> **Set task**:
Repeat the records below exactly as they appear.

Excerpts from a figure dataset

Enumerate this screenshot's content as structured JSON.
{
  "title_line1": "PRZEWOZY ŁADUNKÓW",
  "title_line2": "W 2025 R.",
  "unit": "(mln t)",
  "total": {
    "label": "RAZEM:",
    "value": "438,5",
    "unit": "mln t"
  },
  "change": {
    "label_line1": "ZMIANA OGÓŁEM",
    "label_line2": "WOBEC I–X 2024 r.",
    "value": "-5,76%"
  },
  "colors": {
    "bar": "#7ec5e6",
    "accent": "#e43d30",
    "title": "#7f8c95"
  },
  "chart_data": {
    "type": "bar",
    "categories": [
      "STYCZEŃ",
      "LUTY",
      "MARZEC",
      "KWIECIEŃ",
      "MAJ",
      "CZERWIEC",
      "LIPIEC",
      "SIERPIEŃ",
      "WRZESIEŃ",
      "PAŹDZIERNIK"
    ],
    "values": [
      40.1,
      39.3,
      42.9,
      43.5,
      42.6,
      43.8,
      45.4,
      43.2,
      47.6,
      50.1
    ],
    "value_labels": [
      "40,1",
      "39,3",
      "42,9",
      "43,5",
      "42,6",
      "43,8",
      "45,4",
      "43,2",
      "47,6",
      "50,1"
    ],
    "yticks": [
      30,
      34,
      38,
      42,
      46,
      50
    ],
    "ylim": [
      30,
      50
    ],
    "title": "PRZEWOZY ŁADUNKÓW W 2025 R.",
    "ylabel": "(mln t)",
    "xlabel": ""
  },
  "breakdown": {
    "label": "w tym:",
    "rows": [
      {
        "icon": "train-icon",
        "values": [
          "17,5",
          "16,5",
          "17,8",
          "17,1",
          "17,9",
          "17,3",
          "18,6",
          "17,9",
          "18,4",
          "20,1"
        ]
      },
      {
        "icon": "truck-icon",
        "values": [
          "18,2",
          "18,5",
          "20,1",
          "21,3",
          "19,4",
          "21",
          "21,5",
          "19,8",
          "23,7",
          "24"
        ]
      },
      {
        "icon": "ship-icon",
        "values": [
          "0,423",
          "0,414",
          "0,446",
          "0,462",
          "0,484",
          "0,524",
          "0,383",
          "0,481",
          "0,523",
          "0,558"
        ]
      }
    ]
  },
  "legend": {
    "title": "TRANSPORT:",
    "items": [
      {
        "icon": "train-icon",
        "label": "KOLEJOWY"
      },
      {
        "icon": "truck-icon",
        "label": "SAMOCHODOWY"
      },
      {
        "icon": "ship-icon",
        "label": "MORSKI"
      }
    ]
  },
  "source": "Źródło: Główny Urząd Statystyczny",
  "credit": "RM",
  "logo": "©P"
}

> **Response**:
Enumerate this screenshot's content as structured JSON.
{
  "title_line1": "PRZEWOZY ŁADUNKÓW",
  "title_line2": "W 2025 R.",
  "unit": "(mln t)",
  "total": {
    "label": "RAZEM:",
    "value": "438,5",
    "unit": "mln t"
  },
  "change": {
    "label_line1": "ZMIANA OGÓŁEM",
    "label_line2": "WOBEC I–X 2024 r.",
    "value": "-5,76%"
  },
  "colors": {
    "bar": "#7ec5e6",
    "accent": "#e43d30",
    "title": "#7f8c95"
  },
  "chart_data": {
    "type": "bar",
    "categories": [
      "STYCZEŃ",
      "LUTY",
      "MARZEC",
      "KWIECIEŃ",
      "MAJ",
      "CZERWIEC",
      "LIPIEC",
      "SIERPIEŃ",
      "WRZESIEŃ",
      "PAŹDZIERNIK"
    ],
    "values": [
      40.1,
      39.3,
      42.9,
      43.5,
      42.6,
      43.8,
      45.4,
      43.2,
      47.6,
      50.1
    ],
    "value_labels": [
      "40,1",
      "39,3",
      "42,9",
      "43,5",
      "42,6",
      "43,8",
      "45,4",
      "43,2",
      "47,6",
      "50,1"
    ],
    "yticks": [
      30,
      34,
      38,
      42,
      46,
      50
    ],
    "ylim": [
      30,
      50
    ],
    "title": "PRZEWOZY ŁADUNKÓW W 2025 R.",
    "ylabel": "(mln t)",
    "xlabel": ""
  },
  "breakdown": {
    "label": "w tym:",
    "rows": [
      {
        "icon": "train-icon",
        "values": [
          "17,5",
          "16,5",
          "17,8",
          "17,1",
          "17,9",
          "17,3",
          "18,6",
          "17,9",
          "18,4",
          "20,1"
        ]
      },
      {
        "icon": "truck-icon",
        "values": [
          "18,2",
          "18,5",
          "20,1",
          "21,3",
          "19,4",
          "21",
          "21,5",
          "19,8",
          "23,7",
          "24"
        ]
      },
      {
        "icon": "ship-icon",
        "values": [
          "0,423",
          "0,414",
          "0,446",
          "0,462",
          "0,484",
          "0,524",
          "0,383",
          "0,481",
          "0,523",
          "0,558"
        ]
      }
    ]
  },
  "legend": {
    "title": "TRANSPORT:",
    "items": [
      {
        "icon": "train-icon",
        "label": "KOLEJOWY"
      },
      {
        "icon": "truck-icon",
        "label": "SAMOCHODOWY"
      },
      {
        "icon": "ship-icon",
        "label": "MORSKI"
      }
    ]
  },
  "source": "Źródło: Główny Urząd Statystyczny",
  "credit": "RM",
  "logo": "©P"
}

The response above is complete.